Exercise objective –
Could you quote, word for word, the lines in the items below, starting at the line that contains "data-point: [591, 100, 596, 106]" and ending at the line that contains "y-tick-label: 1.5: [65, 34, 96, 59]", with both of those lines included?

━━━ Data to use ━━━

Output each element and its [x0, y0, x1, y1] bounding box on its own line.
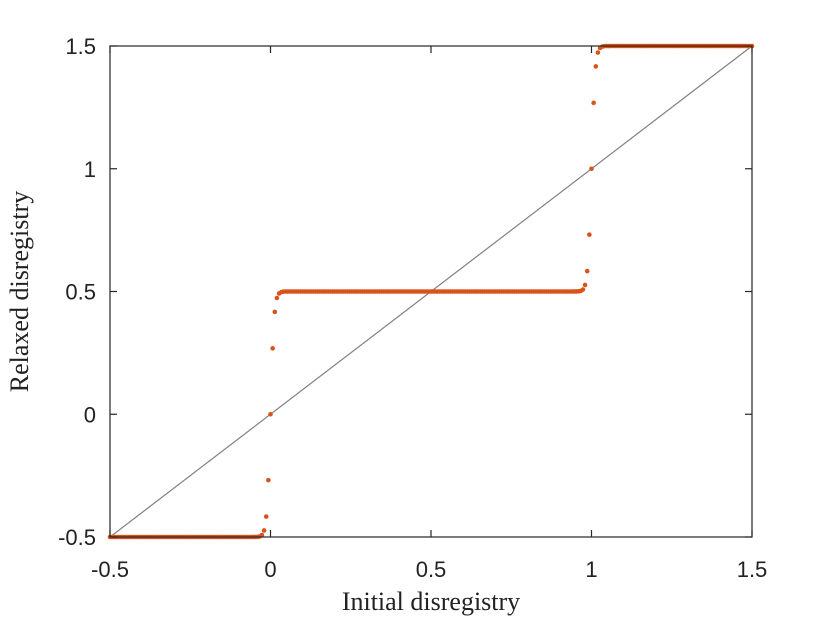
data-point: [591, 100, 596, 106]
x-tick-label: -0.5: [91, 557, 129, 582]
y-tick-label: 0: [84, 402, 96, 427]
x-tick-labels: -0.5 0 0.5 1 1.5: [91, 557, 767, 582]
data-point: [582, 282, 588, 288]
data-point: [268, 411, 273, 417]
data-point: [272, 309, 278, 315]
data-point: [589, 166, 594, 172]
plot-marks: [107, 43, 755, 540]
data-point: [270, 346, 275, 351]
data-point: [587, 232, 592, 237]
x-tick-label: 1: [585, 557, 597, 582]
data-point: [259, 532, 265, 538]
data-point: [584, 268, 590, 274]
data-point: [593, 64, 599, 69]
y-tick-label: 1.5: [65, 34, 96, 59]
x-tick-label: 0.5: [416, 557, 447, 582]
tick-marks: [109, 45, 753, 538]
data-point: [595, 50, 601, 55]
y-axis-label: Relaxed disregistry: [5, 191, 34, 392]
data-point: [261, 528, 267, 533]
data-point: [580, 287, 586, 292]
x-tick-label: 0: [264, 557, 276, 582]
data-point: [266, 477, 271, 483]
y-tick-labels: -0.5 0 0.5 1 1.5: [58, 34, 96, 550]
x-tick-label: 1.5: [737, 557, 768, 582]
y-tick-label: 0.5: [65, 280, 96, 305]
data-point: [263, 514, 269, 519]
x-axis-label: Initial disregistry: [342, 587, 520, 616]
y-tick-label: -0.5: [58, 525, 96, 550]
data-point: [274, 295, 280, 301]
y-tick-label: 1: [84, 157, 96, 182]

━━━

Problem solution –
data-point: [591, 100, 596, 106]
x-tick-label: -0.5: [91, 557, 129, 582]
y-tick-label: 0: [84, 402, 96, 427]
x-tick-labels: -0.5 0 0.5 1 1.5: [91, 557, 767, 582]
data-point: [582, 282, 588, 288]
data-point: [268, 411, 273, 417]
data-point: [272, 309, 278, 315]
data-point: [589, 166, 594, 172]
plot-marks: [107, 43, 755, 540]
data-point: [270, 346, 275, 351]
data-point: [587, 232, 592, 237]
x-tick-label: 1: [585, 557, 597, 582]
data-point: [259, 532, 265, 538]
data-point: [584, 268, 590, 274]
data-point: [593, 64, 599, 69]
y-tick-label: 1.5: [65, 34, 96, 59]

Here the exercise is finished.